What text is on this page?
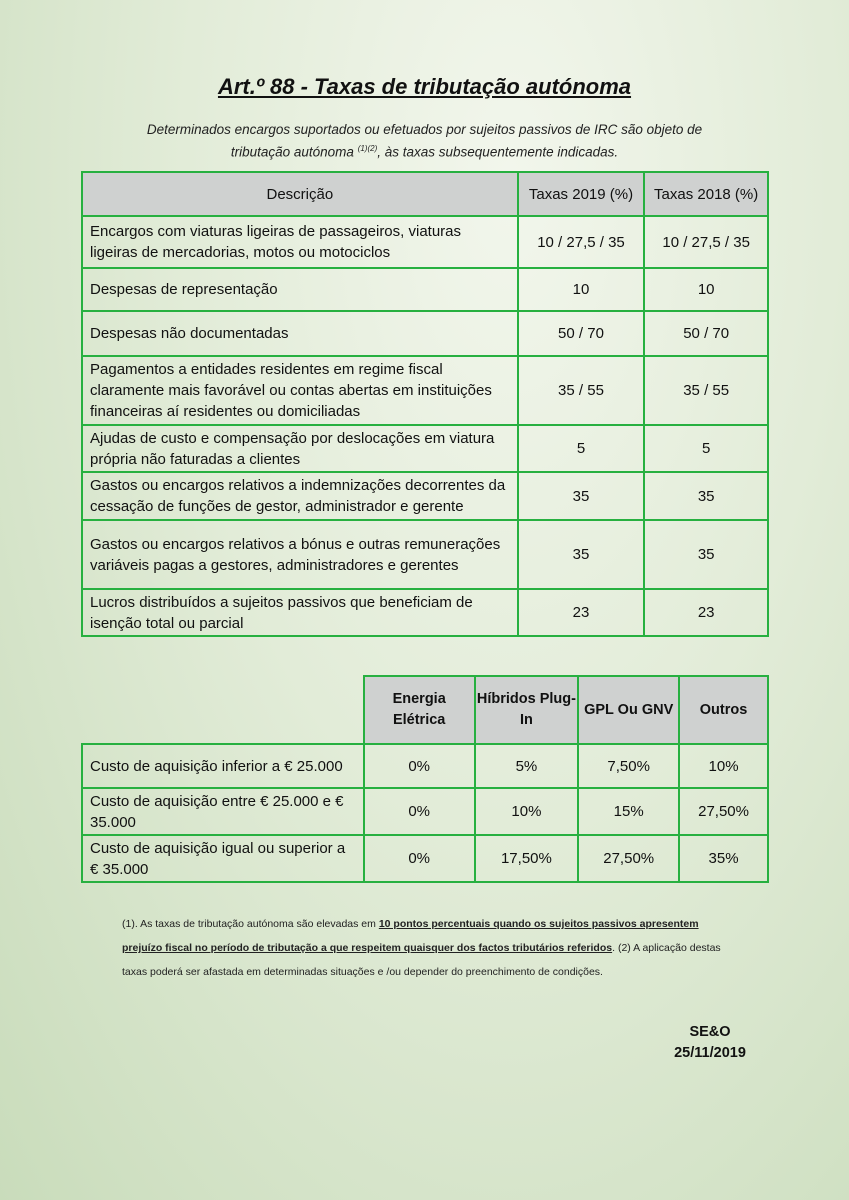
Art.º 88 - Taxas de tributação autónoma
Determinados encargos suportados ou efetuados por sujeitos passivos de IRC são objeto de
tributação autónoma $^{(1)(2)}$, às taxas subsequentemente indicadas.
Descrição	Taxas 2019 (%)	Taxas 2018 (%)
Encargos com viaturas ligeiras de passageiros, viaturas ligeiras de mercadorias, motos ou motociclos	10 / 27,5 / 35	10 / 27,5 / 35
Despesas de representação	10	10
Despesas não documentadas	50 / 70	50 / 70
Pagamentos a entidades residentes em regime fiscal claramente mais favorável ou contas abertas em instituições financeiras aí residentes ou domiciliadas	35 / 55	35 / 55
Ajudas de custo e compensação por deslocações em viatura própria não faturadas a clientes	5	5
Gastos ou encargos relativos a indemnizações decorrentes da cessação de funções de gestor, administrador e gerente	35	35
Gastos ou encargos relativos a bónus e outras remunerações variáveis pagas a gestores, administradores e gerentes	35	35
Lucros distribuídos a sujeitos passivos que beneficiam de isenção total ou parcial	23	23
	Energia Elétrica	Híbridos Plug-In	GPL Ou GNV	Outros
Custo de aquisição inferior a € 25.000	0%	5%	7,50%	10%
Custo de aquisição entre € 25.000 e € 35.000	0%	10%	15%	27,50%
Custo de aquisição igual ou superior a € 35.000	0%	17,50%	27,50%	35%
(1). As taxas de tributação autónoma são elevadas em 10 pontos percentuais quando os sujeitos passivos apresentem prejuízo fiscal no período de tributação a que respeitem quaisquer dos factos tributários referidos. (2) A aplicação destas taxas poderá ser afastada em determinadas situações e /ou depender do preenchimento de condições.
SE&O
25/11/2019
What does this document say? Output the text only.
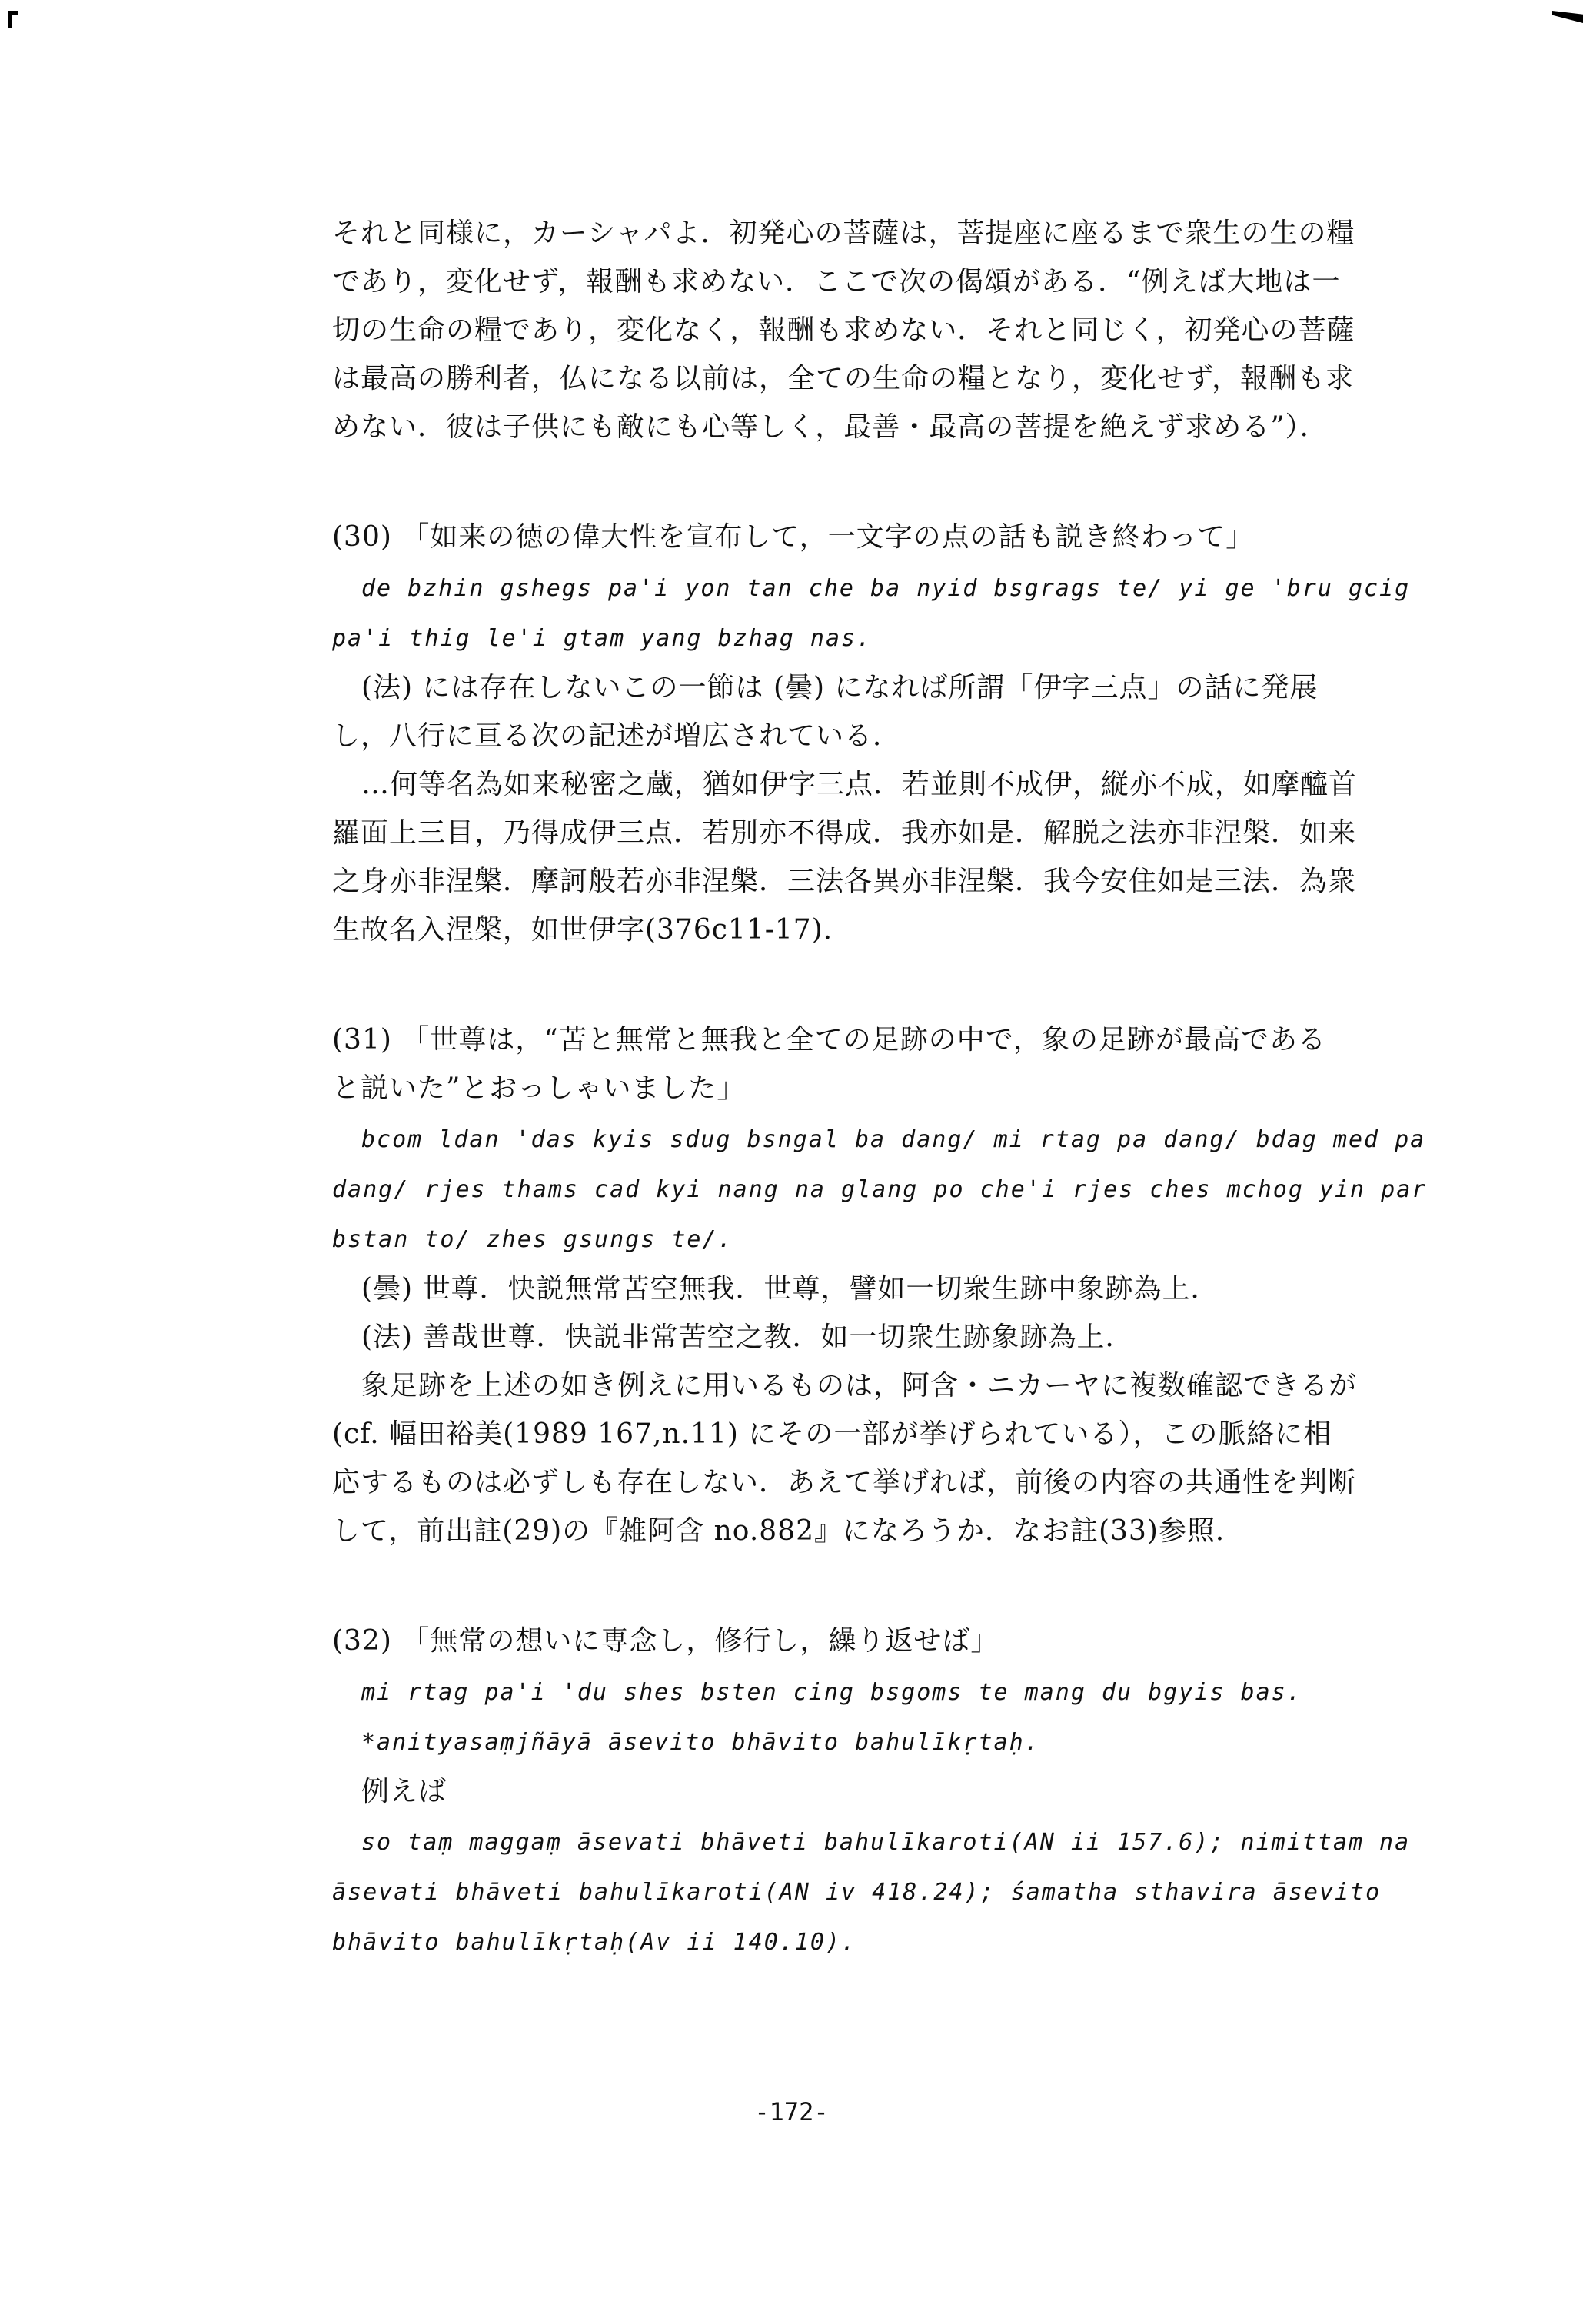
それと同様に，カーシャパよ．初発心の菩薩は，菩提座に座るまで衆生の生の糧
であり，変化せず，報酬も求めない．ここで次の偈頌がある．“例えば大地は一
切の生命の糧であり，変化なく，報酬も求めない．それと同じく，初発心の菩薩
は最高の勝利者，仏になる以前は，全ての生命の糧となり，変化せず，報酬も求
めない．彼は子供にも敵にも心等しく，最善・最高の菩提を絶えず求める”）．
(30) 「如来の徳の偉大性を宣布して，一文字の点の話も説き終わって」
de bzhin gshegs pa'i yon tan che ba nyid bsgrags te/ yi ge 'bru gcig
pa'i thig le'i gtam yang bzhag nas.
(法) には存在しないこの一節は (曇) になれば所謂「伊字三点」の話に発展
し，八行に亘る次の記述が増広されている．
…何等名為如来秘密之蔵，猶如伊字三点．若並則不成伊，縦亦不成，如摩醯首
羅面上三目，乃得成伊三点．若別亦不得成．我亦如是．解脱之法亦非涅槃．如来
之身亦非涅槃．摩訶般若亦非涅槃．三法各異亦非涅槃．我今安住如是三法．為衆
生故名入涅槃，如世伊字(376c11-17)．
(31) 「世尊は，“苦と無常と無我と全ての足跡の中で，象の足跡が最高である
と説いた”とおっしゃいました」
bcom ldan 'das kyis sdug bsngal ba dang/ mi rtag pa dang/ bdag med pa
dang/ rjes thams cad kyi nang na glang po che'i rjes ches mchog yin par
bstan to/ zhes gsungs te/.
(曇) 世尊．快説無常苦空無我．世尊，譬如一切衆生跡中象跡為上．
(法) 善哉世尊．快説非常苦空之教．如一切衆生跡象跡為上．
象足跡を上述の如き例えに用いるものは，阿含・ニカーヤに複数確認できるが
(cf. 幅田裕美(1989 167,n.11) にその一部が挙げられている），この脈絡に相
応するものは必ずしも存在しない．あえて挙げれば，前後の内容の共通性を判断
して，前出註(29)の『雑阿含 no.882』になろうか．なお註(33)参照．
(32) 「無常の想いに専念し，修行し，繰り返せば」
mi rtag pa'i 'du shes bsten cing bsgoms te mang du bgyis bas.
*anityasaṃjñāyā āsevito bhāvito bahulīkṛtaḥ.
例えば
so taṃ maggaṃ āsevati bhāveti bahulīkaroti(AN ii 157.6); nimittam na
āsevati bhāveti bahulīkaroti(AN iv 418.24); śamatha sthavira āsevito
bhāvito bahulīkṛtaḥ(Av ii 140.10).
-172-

GIVEN REQUEST ▸ Select every line of the material above holding the word "報酬も求めない" and copy it.

EXERCISE ANSWER ▸
であり，変化せず，報酬も求めない．ここで次の偈頌がある．“例えば大地は一
切の生命の糧であり，変化なく，報酬も求めない．それと同じく，初発心の菩薩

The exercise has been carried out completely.